(What you need to do)
Which lines hold the word "this"? Copy each one.

++++ Data shown

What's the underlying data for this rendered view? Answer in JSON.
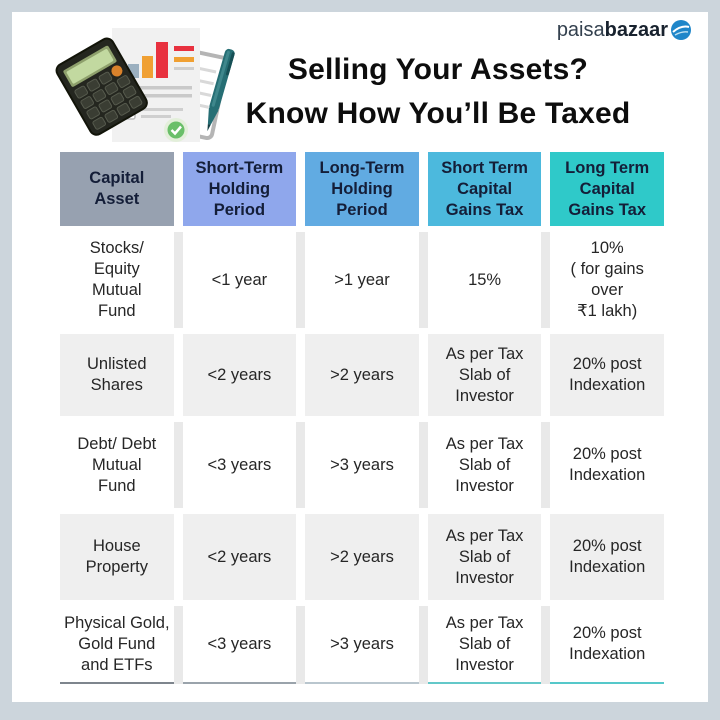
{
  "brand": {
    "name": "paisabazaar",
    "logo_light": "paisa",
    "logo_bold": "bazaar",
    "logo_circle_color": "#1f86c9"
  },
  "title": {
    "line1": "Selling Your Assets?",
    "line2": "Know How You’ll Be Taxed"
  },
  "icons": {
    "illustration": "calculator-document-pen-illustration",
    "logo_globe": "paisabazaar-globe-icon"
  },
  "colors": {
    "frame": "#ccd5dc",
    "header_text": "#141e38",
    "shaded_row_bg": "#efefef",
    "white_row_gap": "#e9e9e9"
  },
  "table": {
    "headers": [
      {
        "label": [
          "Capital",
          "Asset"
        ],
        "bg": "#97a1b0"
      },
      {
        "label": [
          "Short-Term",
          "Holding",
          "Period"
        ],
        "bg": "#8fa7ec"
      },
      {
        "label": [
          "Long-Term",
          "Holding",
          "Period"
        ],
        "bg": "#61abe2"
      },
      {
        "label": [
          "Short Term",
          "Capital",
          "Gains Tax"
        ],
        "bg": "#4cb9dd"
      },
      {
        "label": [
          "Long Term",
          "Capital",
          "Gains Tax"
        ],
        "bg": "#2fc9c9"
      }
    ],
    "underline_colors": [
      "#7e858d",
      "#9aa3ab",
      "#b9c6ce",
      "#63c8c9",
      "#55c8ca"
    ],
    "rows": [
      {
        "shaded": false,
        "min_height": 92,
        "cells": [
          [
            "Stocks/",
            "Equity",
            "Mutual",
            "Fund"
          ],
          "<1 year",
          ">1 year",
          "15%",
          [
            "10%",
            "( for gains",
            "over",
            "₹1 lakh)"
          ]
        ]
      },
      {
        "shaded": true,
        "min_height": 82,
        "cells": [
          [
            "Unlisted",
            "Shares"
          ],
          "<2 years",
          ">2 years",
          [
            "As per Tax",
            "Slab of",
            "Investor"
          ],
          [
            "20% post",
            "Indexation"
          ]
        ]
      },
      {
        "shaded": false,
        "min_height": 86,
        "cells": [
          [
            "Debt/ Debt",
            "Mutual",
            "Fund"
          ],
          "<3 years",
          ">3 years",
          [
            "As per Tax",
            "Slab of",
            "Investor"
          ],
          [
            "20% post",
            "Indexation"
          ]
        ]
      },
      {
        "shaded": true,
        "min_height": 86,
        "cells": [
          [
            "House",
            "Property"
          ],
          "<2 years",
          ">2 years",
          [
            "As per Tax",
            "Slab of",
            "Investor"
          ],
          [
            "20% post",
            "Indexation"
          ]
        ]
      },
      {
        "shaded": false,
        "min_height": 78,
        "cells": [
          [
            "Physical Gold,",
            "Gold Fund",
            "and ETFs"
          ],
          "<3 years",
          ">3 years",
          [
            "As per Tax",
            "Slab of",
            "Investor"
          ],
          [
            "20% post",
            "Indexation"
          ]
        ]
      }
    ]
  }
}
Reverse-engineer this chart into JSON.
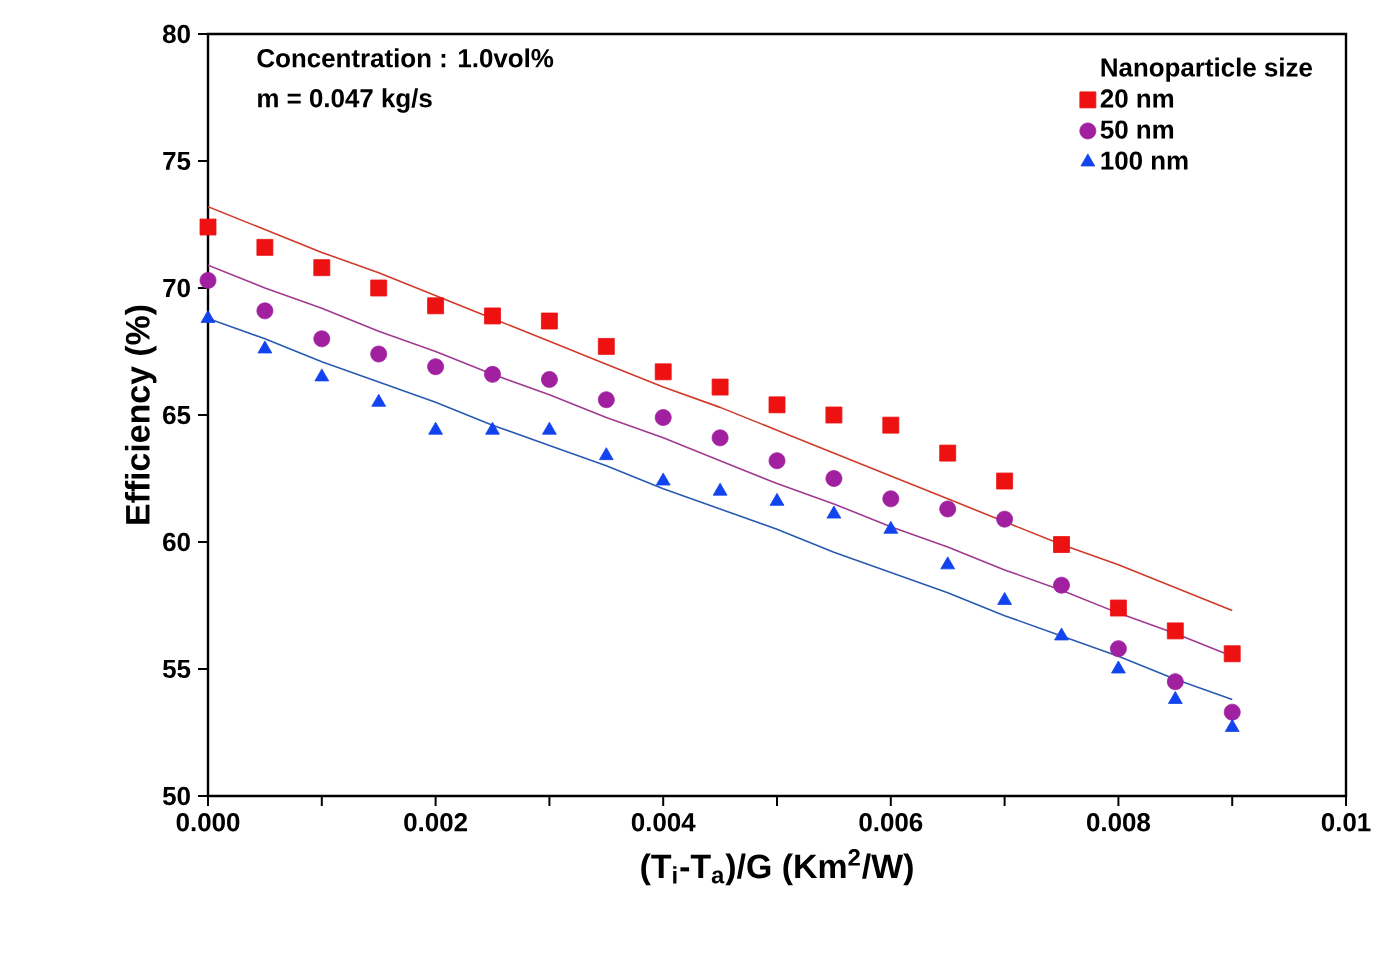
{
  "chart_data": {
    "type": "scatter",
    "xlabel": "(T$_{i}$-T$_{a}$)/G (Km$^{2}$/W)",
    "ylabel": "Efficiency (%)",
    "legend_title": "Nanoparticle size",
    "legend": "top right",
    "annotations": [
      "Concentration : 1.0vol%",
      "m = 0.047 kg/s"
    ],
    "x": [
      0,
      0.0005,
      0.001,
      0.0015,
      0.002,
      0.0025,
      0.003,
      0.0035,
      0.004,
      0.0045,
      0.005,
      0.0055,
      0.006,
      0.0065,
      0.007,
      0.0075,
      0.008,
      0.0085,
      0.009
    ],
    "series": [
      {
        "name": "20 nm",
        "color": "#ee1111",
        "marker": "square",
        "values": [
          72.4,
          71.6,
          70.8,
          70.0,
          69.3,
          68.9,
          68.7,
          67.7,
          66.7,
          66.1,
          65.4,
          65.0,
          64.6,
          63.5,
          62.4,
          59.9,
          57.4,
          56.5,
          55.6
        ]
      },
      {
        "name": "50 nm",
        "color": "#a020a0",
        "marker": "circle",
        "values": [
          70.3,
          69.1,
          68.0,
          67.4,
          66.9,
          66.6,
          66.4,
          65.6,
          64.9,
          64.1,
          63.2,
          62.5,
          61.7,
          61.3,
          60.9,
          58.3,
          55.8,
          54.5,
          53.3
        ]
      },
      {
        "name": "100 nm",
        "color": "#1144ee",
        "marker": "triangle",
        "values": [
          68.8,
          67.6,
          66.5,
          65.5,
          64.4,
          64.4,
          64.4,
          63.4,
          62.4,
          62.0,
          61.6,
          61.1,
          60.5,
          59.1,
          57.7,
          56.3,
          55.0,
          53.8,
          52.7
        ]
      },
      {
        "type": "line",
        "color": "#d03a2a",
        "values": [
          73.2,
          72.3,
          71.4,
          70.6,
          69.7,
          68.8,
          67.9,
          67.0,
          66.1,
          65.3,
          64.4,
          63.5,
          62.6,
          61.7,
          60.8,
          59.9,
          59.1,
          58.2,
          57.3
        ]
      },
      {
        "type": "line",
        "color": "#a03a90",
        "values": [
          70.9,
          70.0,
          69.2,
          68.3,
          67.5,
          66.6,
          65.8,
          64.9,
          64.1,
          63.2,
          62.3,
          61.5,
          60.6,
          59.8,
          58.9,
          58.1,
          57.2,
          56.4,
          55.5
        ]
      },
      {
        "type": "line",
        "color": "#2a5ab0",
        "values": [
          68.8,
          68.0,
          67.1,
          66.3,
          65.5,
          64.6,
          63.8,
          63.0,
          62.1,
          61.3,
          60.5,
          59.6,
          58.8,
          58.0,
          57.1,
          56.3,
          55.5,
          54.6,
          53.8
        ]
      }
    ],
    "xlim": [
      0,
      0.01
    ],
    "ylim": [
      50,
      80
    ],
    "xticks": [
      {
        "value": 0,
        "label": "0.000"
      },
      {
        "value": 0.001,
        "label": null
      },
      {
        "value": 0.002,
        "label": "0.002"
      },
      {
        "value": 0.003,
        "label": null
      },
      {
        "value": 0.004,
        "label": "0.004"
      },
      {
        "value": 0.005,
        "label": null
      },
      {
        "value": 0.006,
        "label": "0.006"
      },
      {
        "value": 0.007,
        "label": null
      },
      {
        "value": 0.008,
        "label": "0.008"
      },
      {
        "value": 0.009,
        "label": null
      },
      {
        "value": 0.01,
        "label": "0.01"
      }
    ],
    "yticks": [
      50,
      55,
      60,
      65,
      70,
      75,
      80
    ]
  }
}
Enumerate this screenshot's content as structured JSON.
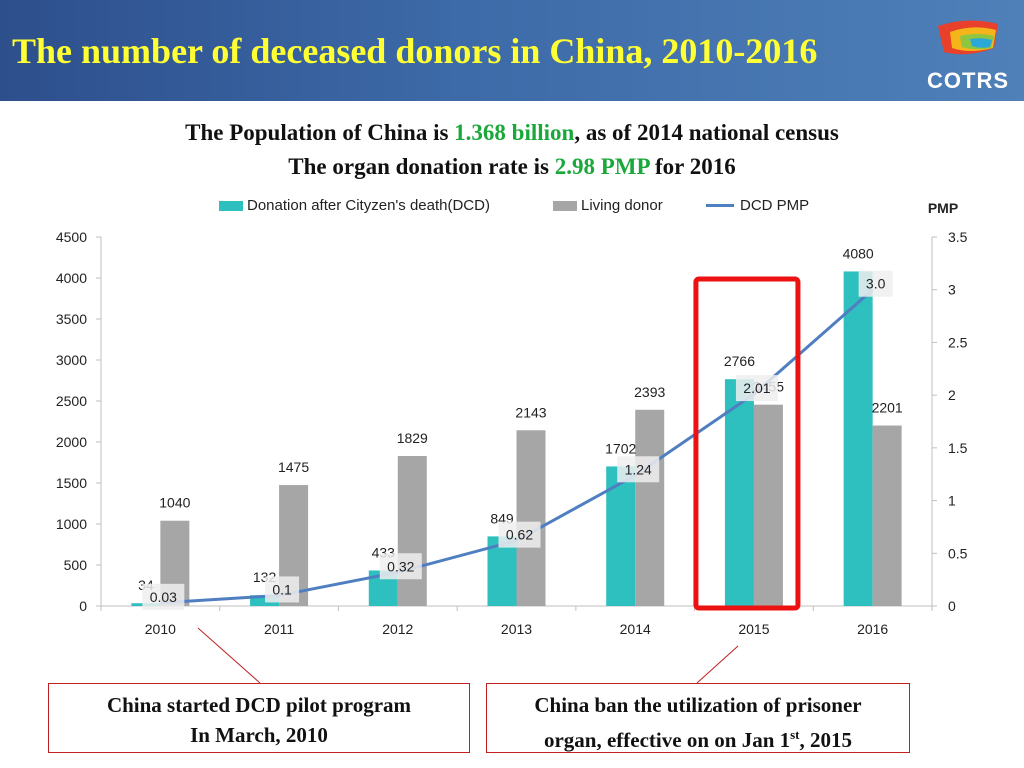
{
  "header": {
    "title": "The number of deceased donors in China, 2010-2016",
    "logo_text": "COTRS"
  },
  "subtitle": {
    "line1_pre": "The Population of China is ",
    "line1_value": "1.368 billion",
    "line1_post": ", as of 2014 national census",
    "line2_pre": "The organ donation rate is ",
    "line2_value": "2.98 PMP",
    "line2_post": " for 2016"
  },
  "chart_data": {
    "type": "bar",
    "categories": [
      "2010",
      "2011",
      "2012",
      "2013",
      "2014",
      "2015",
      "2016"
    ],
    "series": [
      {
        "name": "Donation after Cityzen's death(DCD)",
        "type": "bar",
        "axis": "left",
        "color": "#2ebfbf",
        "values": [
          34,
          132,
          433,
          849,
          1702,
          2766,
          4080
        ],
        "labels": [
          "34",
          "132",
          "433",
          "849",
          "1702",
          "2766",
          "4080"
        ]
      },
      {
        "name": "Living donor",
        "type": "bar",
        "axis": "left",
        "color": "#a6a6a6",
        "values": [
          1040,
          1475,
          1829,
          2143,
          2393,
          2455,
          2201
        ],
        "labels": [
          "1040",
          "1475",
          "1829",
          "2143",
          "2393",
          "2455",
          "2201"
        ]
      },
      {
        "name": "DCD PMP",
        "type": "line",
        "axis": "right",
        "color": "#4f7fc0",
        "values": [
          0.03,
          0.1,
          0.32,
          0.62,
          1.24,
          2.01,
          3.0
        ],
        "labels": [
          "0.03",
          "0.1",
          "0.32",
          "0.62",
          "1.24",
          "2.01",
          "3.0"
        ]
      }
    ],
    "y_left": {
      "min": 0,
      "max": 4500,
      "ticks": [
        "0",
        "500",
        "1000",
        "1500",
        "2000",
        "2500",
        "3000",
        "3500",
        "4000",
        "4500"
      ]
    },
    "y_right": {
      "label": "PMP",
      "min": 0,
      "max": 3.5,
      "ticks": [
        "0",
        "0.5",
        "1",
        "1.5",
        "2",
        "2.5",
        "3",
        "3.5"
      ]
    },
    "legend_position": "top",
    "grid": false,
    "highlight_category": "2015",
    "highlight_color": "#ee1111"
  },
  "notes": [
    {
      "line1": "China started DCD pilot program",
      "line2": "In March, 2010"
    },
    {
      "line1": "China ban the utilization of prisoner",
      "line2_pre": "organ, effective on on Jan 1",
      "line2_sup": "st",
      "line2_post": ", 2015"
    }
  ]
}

++++++++

(In response)
What's the underlying data for this rendered view? Answer in JSON.
Reverse-engineer this chart into JSON.
Enumerate this screenshot's content as structured JSON.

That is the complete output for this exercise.